Exercise goal: Determine how many lines of this material contain "Fakultas". Give only the number.

Data items
_ _ _
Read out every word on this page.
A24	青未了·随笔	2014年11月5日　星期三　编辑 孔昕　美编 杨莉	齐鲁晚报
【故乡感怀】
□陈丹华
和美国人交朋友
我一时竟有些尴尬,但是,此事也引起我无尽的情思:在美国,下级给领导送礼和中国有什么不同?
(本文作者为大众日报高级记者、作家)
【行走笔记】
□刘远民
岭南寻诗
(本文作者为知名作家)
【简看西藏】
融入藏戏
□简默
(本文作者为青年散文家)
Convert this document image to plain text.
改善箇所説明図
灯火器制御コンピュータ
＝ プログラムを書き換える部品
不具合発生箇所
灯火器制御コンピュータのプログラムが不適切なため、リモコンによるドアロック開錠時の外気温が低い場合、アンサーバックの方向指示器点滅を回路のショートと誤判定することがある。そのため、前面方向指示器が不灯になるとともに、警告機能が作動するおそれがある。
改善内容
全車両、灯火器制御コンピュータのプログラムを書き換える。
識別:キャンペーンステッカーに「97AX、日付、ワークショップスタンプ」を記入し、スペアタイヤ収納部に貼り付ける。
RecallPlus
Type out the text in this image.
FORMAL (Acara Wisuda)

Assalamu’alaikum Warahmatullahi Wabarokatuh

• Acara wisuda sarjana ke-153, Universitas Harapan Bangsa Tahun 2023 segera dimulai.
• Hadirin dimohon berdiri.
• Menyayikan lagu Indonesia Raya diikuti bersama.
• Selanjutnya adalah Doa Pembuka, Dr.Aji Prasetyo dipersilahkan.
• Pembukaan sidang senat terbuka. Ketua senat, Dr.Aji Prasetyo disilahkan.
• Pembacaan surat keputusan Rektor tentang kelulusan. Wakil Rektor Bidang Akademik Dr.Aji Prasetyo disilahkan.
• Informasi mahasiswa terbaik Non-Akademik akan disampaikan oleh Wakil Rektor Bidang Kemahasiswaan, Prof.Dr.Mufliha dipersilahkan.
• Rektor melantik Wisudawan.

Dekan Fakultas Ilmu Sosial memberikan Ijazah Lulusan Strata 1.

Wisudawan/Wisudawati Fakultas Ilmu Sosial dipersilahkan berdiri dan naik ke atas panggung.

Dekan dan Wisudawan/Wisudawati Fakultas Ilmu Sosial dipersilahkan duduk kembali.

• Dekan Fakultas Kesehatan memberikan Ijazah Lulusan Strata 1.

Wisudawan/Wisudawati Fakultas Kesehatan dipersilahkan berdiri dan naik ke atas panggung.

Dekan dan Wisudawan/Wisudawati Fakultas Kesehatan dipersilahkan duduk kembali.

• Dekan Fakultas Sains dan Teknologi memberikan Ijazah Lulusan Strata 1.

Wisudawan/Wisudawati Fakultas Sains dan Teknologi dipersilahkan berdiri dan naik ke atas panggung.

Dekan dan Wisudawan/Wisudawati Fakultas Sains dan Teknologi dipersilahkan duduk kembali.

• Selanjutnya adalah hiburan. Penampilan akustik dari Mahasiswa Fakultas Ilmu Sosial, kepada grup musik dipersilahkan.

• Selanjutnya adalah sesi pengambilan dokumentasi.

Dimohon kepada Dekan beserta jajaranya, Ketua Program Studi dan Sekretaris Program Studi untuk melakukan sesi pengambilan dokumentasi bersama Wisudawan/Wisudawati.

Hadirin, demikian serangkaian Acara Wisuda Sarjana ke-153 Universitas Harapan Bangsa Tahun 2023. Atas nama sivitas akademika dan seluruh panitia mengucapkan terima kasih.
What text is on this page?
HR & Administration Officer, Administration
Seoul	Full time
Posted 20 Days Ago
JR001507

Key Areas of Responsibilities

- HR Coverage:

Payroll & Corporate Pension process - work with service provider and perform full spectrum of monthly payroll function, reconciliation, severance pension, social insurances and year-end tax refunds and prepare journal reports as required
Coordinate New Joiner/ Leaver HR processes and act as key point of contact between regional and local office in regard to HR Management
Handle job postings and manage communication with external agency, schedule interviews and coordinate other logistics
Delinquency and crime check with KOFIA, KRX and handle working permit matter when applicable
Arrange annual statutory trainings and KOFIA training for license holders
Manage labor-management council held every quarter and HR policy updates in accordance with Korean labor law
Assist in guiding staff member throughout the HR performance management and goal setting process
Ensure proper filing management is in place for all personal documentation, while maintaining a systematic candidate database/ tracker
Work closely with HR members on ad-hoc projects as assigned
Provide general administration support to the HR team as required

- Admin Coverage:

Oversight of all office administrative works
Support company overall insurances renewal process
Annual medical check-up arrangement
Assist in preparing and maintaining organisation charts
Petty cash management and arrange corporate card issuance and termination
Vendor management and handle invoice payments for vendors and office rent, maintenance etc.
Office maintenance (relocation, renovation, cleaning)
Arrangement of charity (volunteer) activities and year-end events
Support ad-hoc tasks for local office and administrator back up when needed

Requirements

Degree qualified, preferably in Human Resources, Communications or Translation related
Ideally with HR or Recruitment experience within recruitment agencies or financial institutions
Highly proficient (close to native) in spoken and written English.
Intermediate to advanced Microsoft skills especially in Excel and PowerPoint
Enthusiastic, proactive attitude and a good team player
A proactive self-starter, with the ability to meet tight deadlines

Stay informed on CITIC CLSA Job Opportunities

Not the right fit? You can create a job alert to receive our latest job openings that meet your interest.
_ _ _
Answer for the task: 10